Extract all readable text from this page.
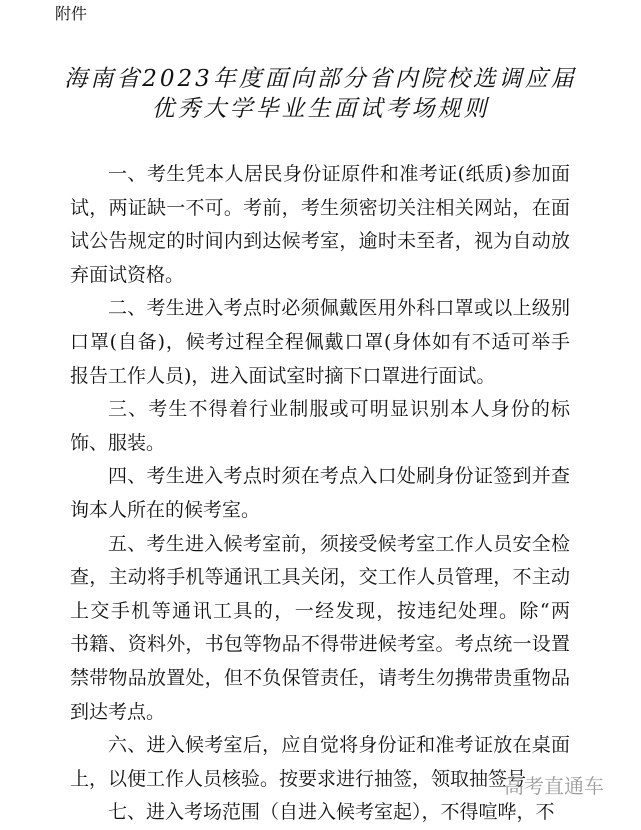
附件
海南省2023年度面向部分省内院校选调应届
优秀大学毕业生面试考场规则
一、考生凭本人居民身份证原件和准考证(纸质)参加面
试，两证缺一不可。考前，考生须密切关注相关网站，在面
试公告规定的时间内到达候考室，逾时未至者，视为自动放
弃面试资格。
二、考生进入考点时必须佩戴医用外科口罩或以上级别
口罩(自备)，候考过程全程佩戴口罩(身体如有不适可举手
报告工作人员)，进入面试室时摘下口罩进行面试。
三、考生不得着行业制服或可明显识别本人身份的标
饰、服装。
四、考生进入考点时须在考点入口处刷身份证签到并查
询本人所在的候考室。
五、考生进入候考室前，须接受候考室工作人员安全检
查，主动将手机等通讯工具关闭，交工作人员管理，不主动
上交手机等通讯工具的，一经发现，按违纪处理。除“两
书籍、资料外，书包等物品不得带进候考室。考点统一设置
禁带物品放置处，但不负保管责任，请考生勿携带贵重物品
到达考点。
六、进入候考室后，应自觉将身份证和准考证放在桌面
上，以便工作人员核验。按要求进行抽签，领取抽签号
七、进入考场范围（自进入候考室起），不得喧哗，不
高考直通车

++++++++

**DESCRIPTION OF THE TASK:** Transcribe all the lines above exactly, apart from the pictures.

**ANSWER BELOW:**
Extract all readable text from this page.
附件
海南省2023年度面向部分省内院校选调应届
优秀大学毕业生面试考场规则
一、考生凭本人居民身份证原件和准考证(纸质)参加面
试，两证缺一不可。考前，考生须密切关注相关网站，在面
试公告规定的时间内到达候考室，逾时未至者，视为自动放
弃面试资格。
二、考生进入考点时必须佩戴医用外科口罩或以上级别
口罩(自备)，候考过程全程佩戴口罩(身体如有不适可举手
报告工作人员)，进入面试室时摘下口罩进行面试。
三、考生不得着行业制服或可明显识别本人身份的标
饰、服装。
四、考生进入考点时须在考点入口处刷身份证签到并查
询本人所在的候考室。
五、考生进入候考室前，须接受候考室工作人员安全检
查，主动将手机等通讯工具关闭，交工作人员管理，不主动
上交手机等通讯工具的，一经发现，按违纪处理。除“两
书籍、资料外，书包等物品不得带进候考室。考点统一设置
禁带物品放置处，但不负保管责任，请考生勿携带贵重物品
到达考点。
六、进入候考室后，应自觉将身份证和准考证放在桌面
上，以便工作人员核验。按要求进行抽签，领取抽签号
七、进入考场范围（自进入候考室起），不得喧哗，不
高考直通车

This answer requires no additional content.